[START DATASET CONTENT]

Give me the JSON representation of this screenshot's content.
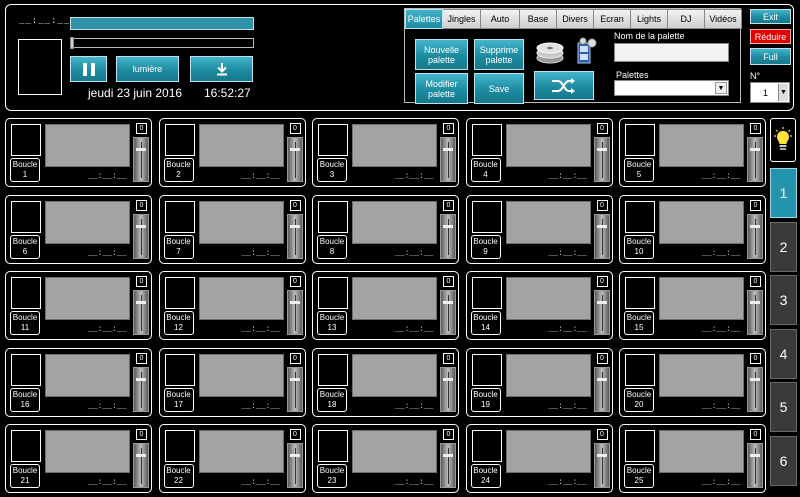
{
  "player": {
    "time_display": "__:__:__",
    "lumiere_label": "lumière",
    "date": "jeudi 23 juin 2016",
    "clock": "16:52:27"
  },
  "palette": {
    "tabs": [
      {
        "label": "Palettes",
        "active": true
      },
      {
        "label": "Jingles",
        "active": false
      },
      {
        "label": "Auto",
        "active": false
      },
      {
        "label": "Base",
        "active": false
      },
      {
        "label": "Divers",
        "active": false
      },
      {
        "label": "Ecran",
        "active": false
      },
      {
        "label": "Lights",
        "active": false
      },
      {
        "label": "DJ",
        "active": false
      },
      {
        "label": "Vidéos",
        "active": false
      }
    ],
    "buttons": {
      "nouvelle": "Nouvelle palette",
      "supprime": "Supprime palette",
      "modifier": "Modifier palette",
      "save": "Save"
    },
    "nom_label": "Nom de la palette",
    "nom_value": "",
    "palettes_label": "Palettes",
    "palettes_value": ""
  },
  "window": {
    "exit": "Exit",
    "reduire": "Réduire",
    "full": "Full",
    "n_label": "N°",
    "n_value": "1"
  },
  "loops": [
    {
      "label": "Boucle",
      "num": "1",
      "counter": "0",
      "time": "__:__:__"
    },
    {
      "label": "Boucle",
      "num": "2",
      "counter": "0",
      "time": "__:__:__"
    },
    {
      "label": "Boucle",
      "num": "3",
      "counter": "0",
      "time": "__:__:__"
    },
    {
      "label": "Boucle",
      "num": "4",
      "counter": "0",
      "time": "__:__:__"
    },
    {
      "label": "Boucle",
      "num": "5",
      "counter": "0",
      "time": "__:__:__"
    },
    {
      "label": "Boucle",
      "num": "6",
      "counter": "0",
      "time": "__:__:__"
    },
    {
      "label": "Boucle",
      "num": "7",
      "counter": "0",
      "time": "__:__:__"
    },
    {
      "label": "Boucle",
      "num": "8",
      "counter": "0",
      "time": "__:__:__"
    },
    {
      "label": "Boucle",
      "num": "9",
      "counter": "0",
      "time": "__:__:__"
    },
    {
      "label": "Boucle",
      "num": "10",
      "counter": "0",
      "time": "__:__:__"
    },
    {
      "label": "Boucle",
      "num": "11",
      "counter": "0",
      "time": "__:__:__"
    },
    {
      "label": "Boucle",
      "num": "12",
      "counter": "0",
      "time": "__:__:__"
    },
    {
      "label": "Boucle",
      "num": "13",
      "counter": "0",
      "time": "__:__:__"
    },
    {
      "label": "Boucle",
      "num": "14",
      "counter": "0",
      "time": "__:__:__"
    },
    {
      "label": "Boucle",
      "num": "15",
      "counter": "0",
      "time": "__:__:__"
    },
    {
      "label": "Boucle",
      "num": "16",
      "counter": "0",
      "time": "__:__:__"
    },
    {
      "label": "Boucle",
      "num": "17",
      "counter": "0",
      "time": "__:__:__"
    },
    {
      "label": "Boucle",
      "num": "18",
      "counter": "0",
      "time": "__:__:__"
    },
    {
      "label": "Boucle",
      "num": "19",
      "counter": "0",
      "time": "__:__:__"
    },
    {
      "label": "Boucle",
      "num": "20",
      "counter": "0",
      "time": "__:__:__"
    },
    {
      "label": "Boucle",
      "num": "21",
      "counter": "0",
      "time": "__:__:__"
    },
    {
      "label": "Boucle",
      "num": "22",
      "counter": "0",
      "time": "__:__:__"
    },
    {
      "label": "Boucle",
      "num": "23",
      "counter": "0",
      "time": "__:__:__"
    },
    {
      "label": "Boucle",
      "num": "24",
      "counter": "0",
      "time": "__:__:__"
    },
    {
      "label": "Boucle",
      "num": "25",
      "counter": "0",
      "time": "__:__:__"
    }
  ],
  "pages": [
    {
      "label": "1",
      "active": true
    },
    {
      "label": "2",
      "active": false
    },
    {
      "label": "3",
      "active": false
    },
    {
      "label": "4",
      "active": false
    },
    {
      "label": "5",
      "active": false
    },
    {
      "label": "6",
      "active": false
    }
  ],
  "icons": {
    "pause": "pause-icon",
    "download": "download-icon",
    "disc": "disc-stack-icon",
    "film": "film-projector-icon",
    "shuffle": "shuffle-icon",
    "bulb": "lightbulb-icon",
    "dropdown": "chevron-down-icon"
  },
  "colors": {
    "accent": "#2394ab",
    "reduire": "#e30000",
    "screen": "#a3a3a3",
    "bulb": "#ffe23a"
  }
}
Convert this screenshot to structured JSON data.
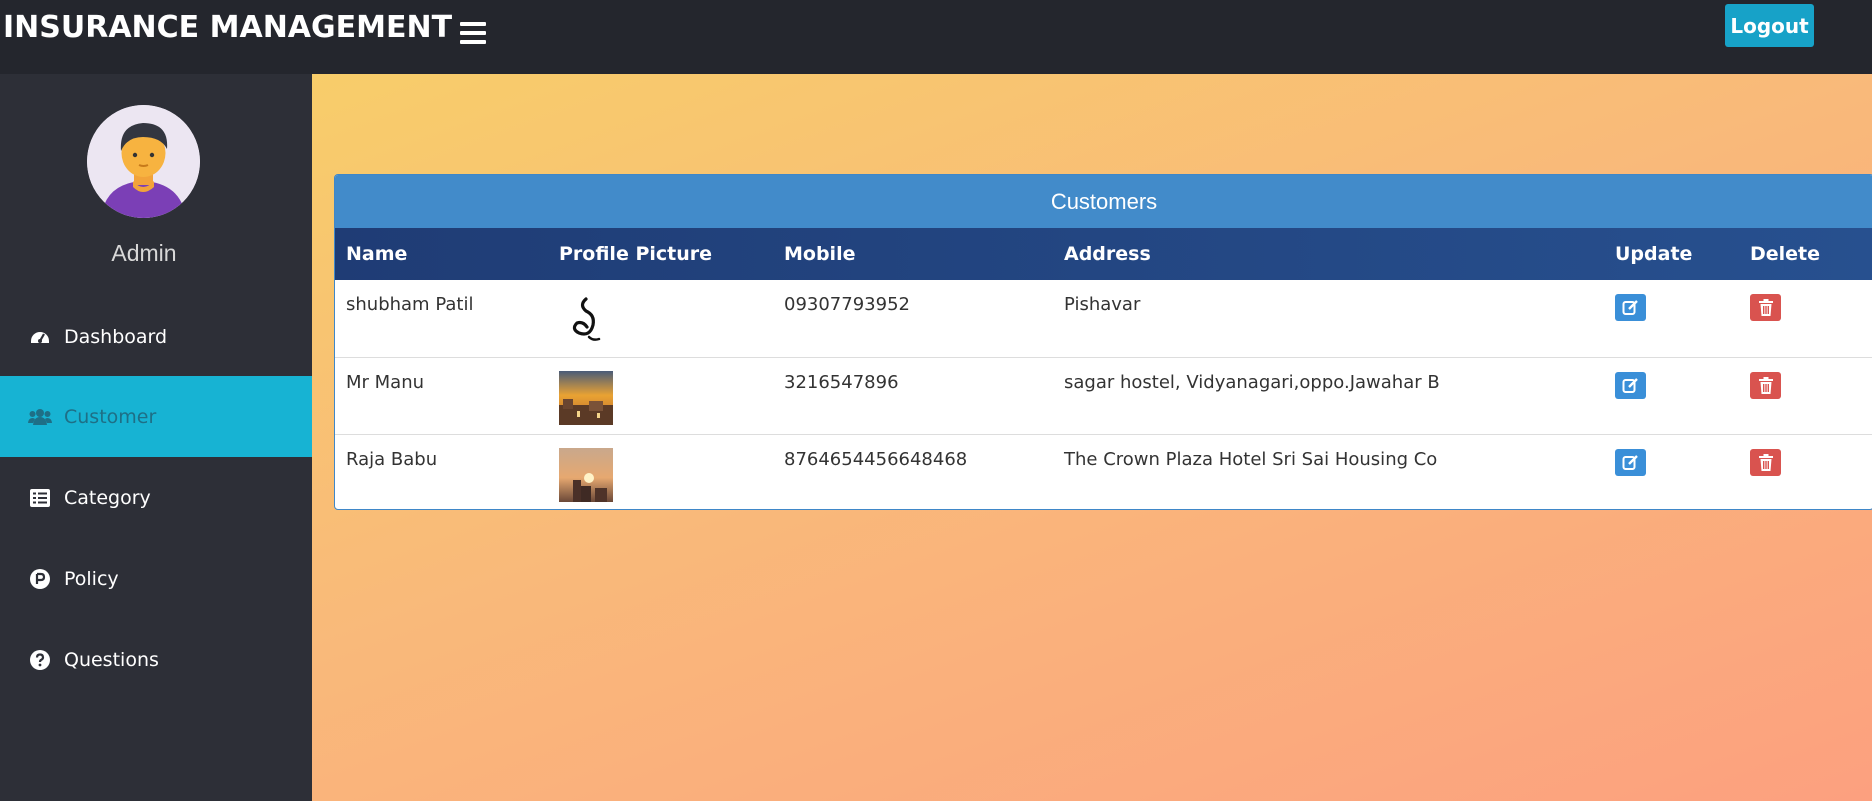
{
  "header": {
    "brand": "INSURANCE MANAGEMENT",
    "logout_label": "Logout"
  },
  "sidebar": {
    "admin_name": "Admin",
    "items": [
      {
        "label": "Dashboard",
        "icon": "tachometer-icon",
        "active": false
      },
      {
        "label": "Customer",
        "icon": "users-icon",
        "active": true
      },
      {
        "label": "Category",
        "icon": "list-icon",
        "active": false
      },
      {
        "label": "Policy",
        "icon": "parking-circle-icon",
        "active": false
      },
      {
        "label": "Questions",
        "icon": "question-circle-icon",
        "active": false
      }
    ]
  },
  "customers_panel": {
    "title": "Customers",
    "columns": [
      "Name",
      "Profile Picture",
      "Mobile",
      "Address",
      "Update",
      "Delete"
    ],
    "rows": [
      {
        "name": "shubham Patil",
        "picture": "calligraphy-symbol",
        "mobile": "09307793952",
        "address": "Pishavar"
      },
      {
        "name": "Mr Manu",
        "picture": "sunset-rooftop-photo",
        "mobile": "3216547896",
        "address": "sagar hostel, Vidyanagari,oppo.Jawahar B"
      },
      {
        "name": "Raja Babu",
        "picture": "sunset-buildings-photo",
        "mobile": "8764654456648468",
        "address": "The Crown Plaza Hotel Sri Sai Housing Co"
      }
    ]
  },
  "colors": {
    "topbar": "#24262d",
    "sidebar": "#2d2f37",
    "active_item": "#17b3d3",
    "panel_header": "#428bca",
    "table_header": "#1f3c75",
    "update_button": "#3a8fd8",
    "delete_button": "#d9534f",
    "logout_button": "#17a2c8"
  }
}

[END DATASET CONTENT]

▸ **REQUIRED WORK**
All of the data above should be transcribed verbatim, with pictures omitted.

▸ **COMPLETED TASK**
Give me the JSON representation of this screenshot's content.
{
  "player": {
    "time_display": "__:__:__",
    "lumiere_label": "lumière",
    "date": "jeudi 23 juin 2016",
    "clock": "16:52:27"
  },
  "palette": {
    "tabs": [
      {
        "label": "Palettes",
        "active": true
      },
      {
        "label": "Jingles",
        "active": false
      },
      {
        "label": "Auto",
        "active": false
      },
      {
        "label": "Base",
        "active": false
      },
      {
        "label": "Divers",
        "active": false
      },
      {
        "label": "Ecran",
        "active": false
      },
      {
        "label": "Lights",
        "active": false
      },
      {
        "label": "DJ",
        "active": false
      },
      {
        "label": "Vidéos",
        "active": false
      }
    ],
    "buttons": {
      "nouvelle": "Nouvelle palette",
      "supprime": "Supprime palette",
      "modifier": "Modifier palette",
      "save": "Save"
    },
    "nom_label": "Nom de la palette",
    "nom_value": "",
    "palettes_label": "Palettes",
    "palettes_value": ""
  },
  "window": {
    "exit": "Exit",
    "reduire": "Réduire",
    "full": "Full",
    "n_label": "N°",
    "n_value": "1"
  },
  "loops": [
    {
      "label": "Boucle",
      "num": "1",
      "counter": "0",
      "time": "__:__:__"
    },
    {
      "label": "Boucle",
      "num": "2",
      "counter": "0",
      "time": "__:__:__"
    },
    {
      "label": "Boucle",
      "num": "3",
      "counter": "0",
      "time": "__:__:__"
    },
    {
      "label": "Boucle",
      "num": "4",
      "counter": "0",
      "time": "__:__:__"
    },
    {
      "label": "Boucle",
      "num": "5",
      "counter": "0",
      "time": "__:__:__"
    },
    {
      "label": "Boucle",
      "num": "6",
      "counter": "0",
      "time": "__:__:__"
    },
    {
      "label": "Boucle",
      "num": "7",
      "counter": "0",
      "time": "__:__:__"
    },
    {
      "label": "Boucle",
      "num": "8",
      "counter": "0",
      "time": "__:__:__"
    },
    {
      "label": "Boucle",
      "num": "9",
      "counter": "0",
      "time": "__:__:__"
    },
    {
      "label": "Boucle",
      "num": "10",
      "counter": "0",
      "time": "__:__:__"
    },
    {
      "label": "Boucle",
      "num": "11",
      "counter": "0",
      "time": "__:__:__"
    },
    {
      "label": "Boucle",
      "num": "12",
      "counter": "0",
      "time": "__:__:__"
    },
    {
      "label": "Boucle",
      "num": "13",
      "counter": "0",
      "time": "__:__:__"
    },
    {
      "label": "Boucle",
      "num": "14",
      "counter": "0",
      "time": "__:__:__"
    },
    {
      "label": "Boucle",
      "num": "15",
      "counter": "0",
      "time": "__:__:__"
    },
    {
      "label": "Boucle",
      "num": "16",
      "counter": "0",
      "time": "__:__:__"
    },
    {
      "label": "Boucle",
      "num": "17",
      "counter": "0",
      "time": "__:__:__"
    },
    {
      "label": "Boucle",
      "num": "18",
      "counter": "0",
      "time": "__:__:__"
    },
    {
      "label": "Boucle",
      "num": "19",
      "counter": "0",
      "time": "__:__:__"
    },
    {
      "label": "Boucle",
      "num": "20",
      "counter": "0",
      "time": "__:__:__"
    },
    {
      "label": "Boucle",
      "num": "21",
      "counter": "0",
      "time": "__:__:__"
    },
    {
      "label": "Boucle",
      "num": "22",
      "counter": "0",
      "time": "__:__:__"
    },
    {
      "label": "Boucle",
      "num": "23",
      "counter": "0",
      "time": "__:__:__"
    },
    {
      "label": "Boucle",
      "num": "24",
      "counter": "0",
      "time": "__:__:__"
    },
    {
      "label": "Boucle",
      "num": "25",
      "counter": "0",
      "time": "__:__:__"
    }
  ],
  "pages": [
    {
      "label": "1",
      "active": true
    },
    {
      "label": "2",
      "active": false
    },
    {
      "label": "3",
      "active": false
    },
    {
      "label": "4",
      "active": false
    },
    {
      "label": "5",
      "active": false
    },
    {
      "label": "6",
      "active": false
    }
  ],
  "icons": {
    "pause": "pause-icon",
    "download": "download-icon",
    "disc": "disc-stack-icon",
    "film": "film-projector-icon",
    "shuffle": "shuffle-icon",
    "bulb": "lightbulb-icon",
    "dropdown": "chevron-down-icon"
  },
  "colors": {
    "accent": "#2394ab",
    "reduire": "#e30000",
    "screen": "#a3a3a3",
    "bulb": "#ffe23a"
  }
}
Convert this screenshot to structured JSON data.
{
  "header": {
    "brand": "INSURANCE MANAGEMENT",
    "logout_label": "Logout"
  },
  "sidebar": {
    "admin_name": "Admin",
    "items": [
      {
        "label": "Dashboard",
        "icon": "tachometer-icon",
        "active": false
      },
      {
        "label": "Customer",
        "icon": "users-icon",
        "active": true
      },
      {
        "label": "Category",
        "icon": "list-icon",
        "active": false
      },
      {
        "label": "Policy",
        "icon": "parking-circle-icon",
        "active": false
      },
      {
        "label": "Questions",
        "icon": "question-circle-icon",
        "active": false
      }
    ]
  },
  "customers_panel": {
    "title": "Customers",
    "columns": [
      "Name",
      "Profile Picture",
      "Mobile",
      "Address",
      "Update",
      "Delete"
    ],
    "rows": [
      {
        "name": "shubham Patil",
        "picture": "calligraphy-symbol",
        "mobile": "09307793952",
        "address": "Pishavar"
      },
      {
        "name": "Mr Manu",
        "picture": "sunset-rooftop-photo",
        "mobile": "3216547896",
        "address": "sagar hostel, Vidyanagari,oppo.Jawahar B"
      },
      {
        "name": "Raja Babu",
        "picture": "sunset-buildings-photo",
        "mobile": "8764654456648468",
        "address": "The Crown Plaza Hotel Sri Sai Housing Co"
      }
    ]
  },
  "colors": {
    "topbar": "#24262d",
    "sidebar": "#2d2f37",
    "active_item": "#17b3d3",
    "panel_header": "#428bca",
    "table_header": "#1f3c75",
    "update_button": "#3a8fd8",
    "delete_button": "#d9534f",
    "logout_button": "#17a2c8"
  }
}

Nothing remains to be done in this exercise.